Request: The data below should be printed in full, exactly, and without any of its images.

· · · · ·

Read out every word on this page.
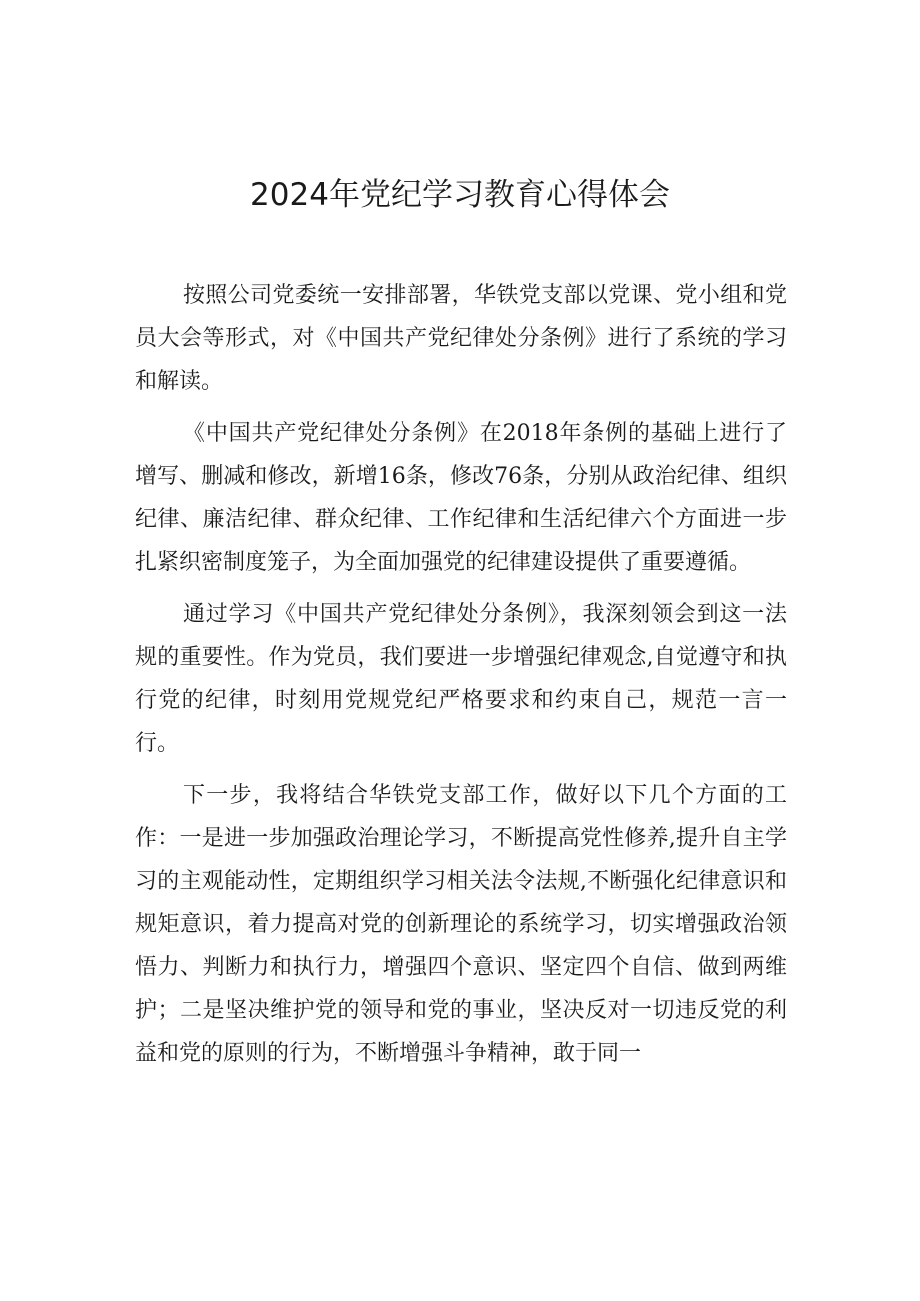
2024年党纪学习教育心得体会

按照公司党委统一安排部署，华铁党支部以党课、党小组和党员大会等形式，对《中国共产党纪律处分条例》进行了系统的学习和解读。

《中国共产党纪律处分条例》在2018年条例的基础上进行了增写、删减和修改，新增16条，修改76条，分别从政治纪律、组织纪律、廉洁纪律、群众纪律、工作纪律和生活纪律六个方面进一步扎紧织密制度笼子，为全面加强党的纪律建设提供了重要遵循。

通过学习《中国共产党纪律处分条例》，我深刻领会到这一法规的重要性。作为党员，我们要进一步增强纪律观念,自觉遵守和执行党的纪律，时刻用党规党纪严格要求和约束自己，规范一言一行。

下一步，我将结合华铁党支部工作，做好以下几个方面的工作：一是进一步加强政治理论学习，不断提高党性修养,提升自主学习的主观能动性，定期组织学习相关法令法规,不断强化纪律意识和规矩意识，着力提高对党的创新理论的系统学习，切实增强政治领悟力、判断力和执行力，增强四个意识、坚定四个自信、做到两维护；二是坚决维护党的领导和党的事业，坚决反对一切违反党的利益和党的原则的行为，不断增强斗争精神，敢于同一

· · · · ·

Correct output:
Read out every word on this page.
2024年党纪学习教育心得体会

按照公司党委统一安排部署，华铁党支部以党课、党小组和党员大会等形式，对《中国共产党纪律处分条例》进行了系统的学习和解读。

《中国共产党纪律处分条例》在2018年条例的基础上进行了增写、删减和修改，新增16条，修改76条，分别从政治纪律、组织纪律、廉洁纪律、群众纪律、工作纪律和生活纪律六个方面进一步扎紧织密制度笼子，为全面加强党的纪律建设提供了重要遵循。

通过学习《中国共产党纪律处分条例》，我深刻领会到这一法规的重要性。作为党员，我们要进一步增强纪律观念,自觉遵守和执行党的纪律，时刻用党规党纪严格要求和约束自己，规范一言一行。

下一步，我将结合华铁党支部工作，做好以下几个方面的工作：一是进一步加强政治理论学习，不断提高党性修养,提升自主学习的主观能动性，定期组织学习相关法令法规,不断强化纪律意识和规矩意识，着力提高对党的创新理论的系统学习，切实增强政治领悟力、判断力和执行力，增强四个意识、坚定四个自信、做到两维护；二是坚决维护党的领导和党的事业，坚决反对一切违反党的利益和党的原则的行为，不断增强斗争精神，敢于同一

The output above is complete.